Your objective:
Present the following data again exactly as it is shown.
-- START --
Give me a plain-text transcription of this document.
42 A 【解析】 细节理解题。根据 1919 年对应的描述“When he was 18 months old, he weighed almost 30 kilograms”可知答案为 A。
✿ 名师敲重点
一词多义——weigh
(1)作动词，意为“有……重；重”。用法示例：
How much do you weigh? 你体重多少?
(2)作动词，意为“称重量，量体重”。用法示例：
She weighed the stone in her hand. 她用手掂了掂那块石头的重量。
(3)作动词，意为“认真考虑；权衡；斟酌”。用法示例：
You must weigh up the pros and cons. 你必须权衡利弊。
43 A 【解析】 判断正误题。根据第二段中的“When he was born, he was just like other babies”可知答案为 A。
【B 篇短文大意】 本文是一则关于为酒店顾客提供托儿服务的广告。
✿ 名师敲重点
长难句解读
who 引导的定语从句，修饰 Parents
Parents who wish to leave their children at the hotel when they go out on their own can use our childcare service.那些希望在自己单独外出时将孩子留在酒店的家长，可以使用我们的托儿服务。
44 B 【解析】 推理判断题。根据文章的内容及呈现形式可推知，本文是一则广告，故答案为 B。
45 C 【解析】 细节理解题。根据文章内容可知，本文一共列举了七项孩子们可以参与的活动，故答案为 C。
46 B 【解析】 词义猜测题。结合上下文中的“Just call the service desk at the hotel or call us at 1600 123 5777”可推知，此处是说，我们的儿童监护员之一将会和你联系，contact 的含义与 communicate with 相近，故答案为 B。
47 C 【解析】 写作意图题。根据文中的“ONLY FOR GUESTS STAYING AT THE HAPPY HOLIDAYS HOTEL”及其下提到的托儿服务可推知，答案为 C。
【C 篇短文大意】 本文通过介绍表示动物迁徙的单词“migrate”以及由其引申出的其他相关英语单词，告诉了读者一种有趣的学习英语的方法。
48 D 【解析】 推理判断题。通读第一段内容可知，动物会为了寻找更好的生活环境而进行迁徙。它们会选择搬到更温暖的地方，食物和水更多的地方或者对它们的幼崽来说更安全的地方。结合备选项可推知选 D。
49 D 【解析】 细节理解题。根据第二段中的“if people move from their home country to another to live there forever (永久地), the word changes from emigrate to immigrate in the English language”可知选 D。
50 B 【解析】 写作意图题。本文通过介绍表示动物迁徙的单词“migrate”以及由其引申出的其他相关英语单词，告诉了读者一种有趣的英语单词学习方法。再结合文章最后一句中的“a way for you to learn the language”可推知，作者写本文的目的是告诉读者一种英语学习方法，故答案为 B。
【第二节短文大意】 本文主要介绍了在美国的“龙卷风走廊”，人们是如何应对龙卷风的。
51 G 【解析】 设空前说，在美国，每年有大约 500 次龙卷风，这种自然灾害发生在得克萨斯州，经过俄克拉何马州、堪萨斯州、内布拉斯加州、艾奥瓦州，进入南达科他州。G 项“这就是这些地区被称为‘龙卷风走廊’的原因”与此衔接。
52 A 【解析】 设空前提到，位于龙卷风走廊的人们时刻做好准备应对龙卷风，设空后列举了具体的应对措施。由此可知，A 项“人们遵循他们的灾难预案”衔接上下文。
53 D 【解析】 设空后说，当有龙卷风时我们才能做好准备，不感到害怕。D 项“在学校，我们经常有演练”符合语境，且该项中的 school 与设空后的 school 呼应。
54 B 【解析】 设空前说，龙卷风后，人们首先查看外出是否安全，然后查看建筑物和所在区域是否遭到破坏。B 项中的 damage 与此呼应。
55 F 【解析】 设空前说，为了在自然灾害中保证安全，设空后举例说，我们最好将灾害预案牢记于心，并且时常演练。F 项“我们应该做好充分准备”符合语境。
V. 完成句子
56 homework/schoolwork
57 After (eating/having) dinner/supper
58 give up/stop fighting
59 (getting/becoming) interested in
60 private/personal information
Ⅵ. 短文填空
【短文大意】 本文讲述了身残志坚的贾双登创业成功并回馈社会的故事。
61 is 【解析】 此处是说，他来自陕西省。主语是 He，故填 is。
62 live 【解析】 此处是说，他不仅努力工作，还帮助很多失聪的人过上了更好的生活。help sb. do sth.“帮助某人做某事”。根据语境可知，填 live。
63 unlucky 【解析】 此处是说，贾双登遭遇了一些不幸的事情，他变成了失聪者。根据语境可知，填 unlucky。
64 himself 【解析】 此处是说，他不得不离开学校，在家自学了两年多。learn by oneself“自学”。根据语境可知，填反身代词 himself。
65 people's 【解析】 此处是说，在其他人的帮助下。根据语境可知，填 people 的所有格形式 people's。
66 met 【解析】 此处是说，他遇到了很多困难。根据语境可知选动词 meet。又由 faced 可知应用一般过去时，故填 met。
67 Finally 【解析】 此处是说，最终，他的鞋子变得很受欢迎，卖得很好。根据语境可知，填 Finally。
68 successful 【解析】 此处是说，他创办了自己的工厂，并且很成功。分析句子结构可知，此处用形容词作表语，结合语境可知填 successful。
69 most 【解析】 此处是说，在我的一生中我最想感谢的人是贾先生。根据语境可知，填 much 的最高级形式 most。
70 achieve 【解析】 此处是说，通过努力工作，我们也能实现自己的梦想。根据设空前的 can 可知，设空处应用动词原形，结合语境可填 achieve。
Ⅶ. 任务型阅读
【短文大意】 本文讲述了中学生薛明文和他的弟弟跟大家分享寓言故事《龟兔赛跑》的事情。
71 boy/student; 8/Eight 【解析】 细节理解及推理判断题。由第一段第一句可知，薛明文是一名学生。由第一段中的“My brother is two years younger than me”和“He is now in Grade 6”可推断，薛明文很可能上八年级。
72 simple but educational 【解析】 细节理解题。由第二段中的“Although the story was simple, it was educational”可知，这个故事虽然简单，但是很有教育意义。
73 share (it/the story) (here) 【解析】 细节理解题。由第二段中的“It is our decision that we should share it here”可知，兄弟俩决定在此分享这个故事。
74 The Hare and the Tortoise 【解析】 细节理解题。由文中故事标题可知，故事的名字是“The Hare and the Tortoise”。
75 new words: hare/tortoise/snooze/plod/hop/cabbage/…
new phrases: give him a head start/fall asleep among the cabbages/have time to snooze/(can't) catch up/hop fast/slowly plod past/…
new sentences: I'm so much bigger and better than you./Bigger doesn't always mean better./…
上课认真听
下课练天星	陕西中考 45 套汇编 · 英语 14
-- END --
Solved exercise:
Give me a plain-text transcription of this document.
42 A 【解析】 细节理解题。根据 1919 年对应的描述“When he was 18 months old, he weighed almost 30 kilograms”可知答案为 A。
✿ 名师敲重点
一词多义——weigh
(1)作动词，意为“有……重；重”。用法示例：
How much do you weigh? 你体重多少?
(2)作动词，意为“称重量，量体重”。用法示例：
She weighed the stone in her hand. 她用手掂了掂那块石头的重量。
(3)作动词，意为“认真考虑；权衡；斟酌”。用法示例：
You must weigh up the pros and cons. 你必须权衡利弊。
43 A 【解析】 判断正误题。根据第二段中的“When he was born, he was just like other babies”可知答案为 A。
【B 篇短文大意】 本文是一则关于为酒店顾客提供托儿服务的广告。
✿ 名师敲重点
长难句解读
who 引导的定语从句，修饰 Parents
Parents who wish to leave their children at the hotel when they go out on their own can use our childcare service.那些希望在自己单独外出时将孩子留在酒店的家长，可以使用我们的托儿服务。
44 B 【解析】 推理判断题。根据文章的内容及呈现形式可推知，本文是一则广告，故答案为 B。
45 C 【解析】 细节理解题。根据文章内容可知，本文一共列举了七项孩子们可以参与的活动，故答案为 C。
46 B 【解析】 词义猜测题。结合上下文中的“Just call the service desk at the hotel or call us at 1600 123 5777”可推知，此处是说，我们的儿童监护员之一将会和你联系，contact 的含义与 communicate with 相近，故答案为 B。
47 C 【解析】 写作意图题。根据文中的“ONLY FOR GUESTS STAYING AT THE HAPPY HOLIDAYS HOTEL”及其下提到的托儿服务可推知，答案为 C。
【C 篇短文大意】 本文通过介绍表示动物迁徙的单词“migrate”以及由其引申出的其他相关英语单词，告诉了读者一种有趣的学习英语的方法。
48 D 【解析】 推理判断题。通读第一段内容可知，动物会为了寻找更好的生活环境而进行迁徙。它们会选择搬到更温暖的地方，食物和水更多的地方或者对它们的幼崽来说更安全的地方。结合备选项可推知选 D。
49 D 【解析】 细节理解题。根据第二段中的“if people move from their home country to another to live there forever (永久地), the word changes from emigrate to immigrate in the English language”可知选 D。
50 B 【解析】 写作意图题。本文通过介绍表示动物迁徙的单词“migrate”以及由其引申出的其他相关英语单词，告诉了读者一种有趣的英语单词学习方法。再结合文章最后一句中的“a way for you to learn the language”可推知，作者写本文的目的是告诉读者一种英语学习方法，故答案为 B。
【第二节短文大意】 本文主要介绍了在美国的“龙卷风走廊”，人们是如何应对龙卷风的。
51 G 【解析】 设空前说，在美国，每年有大约 500 次龙卷风，这种自然灾害发生在得克萨斯州，经过俄克拉何马州、堪萨斯州、内布拉斯加州、艾奥瓦州，进入南达科他州。G 项“这就是这些地区被称为‘龙卷风走廊’的原因”与此衔接。
52 A 【解析】 设空前提到，位于龙卷风走廊的人们时刻做好准备应对龙卷风，设空后列举了具体的应对措施。由此可知，A 项“人们遵循他们的灾难预案”衔接上下文。
53 D 【解析】 设空后说，当有龙卷风时我们才能做好准备，不感到害怕。D 项“在学校，我们经常有演练”符合语境，且该项中的 school 与设空后的 school 呼应。
54 B 【解析】 设空前说，龙卷风后，人们首先查看外出是否安全，然后查看建筑物和所在区域是否遭到破坏。B 项中的 damage 与此呼应。
55 F 【解析】 设空前说，为了在自然灾害中保证安全，设空后举例说，我们最好将灾害预案牢记于心，并且时常演练。F 项“我们应该做好充分准备”符合语境。
V. 完成句子
56 homework/schoolwork
57 After (eating/having) dinner/supper
58 give up/stop fighting
59 (getting/becoming) interested in
60 private/personal information
Ⅵ. 短文填空
【短文大意】 本文讲述了身残志坚的贾双登创业成功并回馈社会的故事。
61 is 【解析】 此处是说，他来自陕西省。主语是 He，故填 is。
62 live 【解析】 此处是说，他不仅努力工作，还帮助很多失聪的人过上了更好的生活。help sb. do sth.“帮助某人做某事”。根据语境可知，填 live。
63 unlucky 【解析】 此处是说，贾双登遭遇了一些不幸的事情，他变成了失聪者。根据语境可知，填 unlucky。
64 himself 【解析】 此处是说，他不得不离开学校，在家自学了两年多。learn by oneself“自学”。根据语境可知，填反身代词 himself。
65 people's 【解析】 此处是说，在其他人的帮助下。根据语境可知，填 people 的所有格形式 people's。
66 met 【解析】 此处是说，他遇到了很多困难。根据语境可知选动词 meet。又由 faced 可知应用一般过去时，故填 met。
67 Finally 【解析】 此处是说，最终，他的鞋子变得很受欢迎，卖得很好。根据语境可知，填 Finally。
68 successful 【解析】 此处是说，他创办了自己的工厂，并且很成功。分析句子结构可知，此处用形容词作表语，结合语境可知填 successful。
69 most 【解析】 此处是说，在我的一生中我最想感谢的人是贾先生。根据语境可知，填 much 的最高级形式 most。
70 achieve 【解析】 此处是说，通过努力工作，我们也能实现自己的梦想。根据设空前的 can 可知，设空处应用动词原形，结合语境可填 achieve。
Ⅶ. 任务型阅读
【短文大意】 本文讲述了中学生薛明文和他的弟弟跟大家分享寓言故事《龟兔赛跑》的事情。
71 boy/student; 8/Eight 【解析】 细节理解及推理判断题。由第一段第一句可知，薛明文是一名学生。由第一段中的“My brother is two years younger than me”和“He is now in Grade 6”可推断，薛明文很可能上八年级。
72 simple but educational 【解析】 细节理解题。由第二段中的“Although the story was simple, it was educational”可知，这个故事虽然简单，但是很有教育意义。
73 share (it/the story) (here) 【解析】 细节理解题。由第二段中的“It is our decision that we should share it here”可知，兄弟俩决定在此分享这个故事。
74 The Hare and the Tortoise 【解析】 细节理解题。由文中故事标题可知，故事的名字是“The Hare and the Tortoise”。
75 new words: hare/tortoise/snooze/plod/hop/cabbage/…
new phrases: give him a head start/fall asleep among the cabbages/have time to snooze/(can't) catch up/hop fast/slowly plod past/…
new sentences: I'm so much bigger and better than you./Bigger doesn't always mean better./…
上课认真听
下课练天星	陕西中考 45 套汇编 · 英语 14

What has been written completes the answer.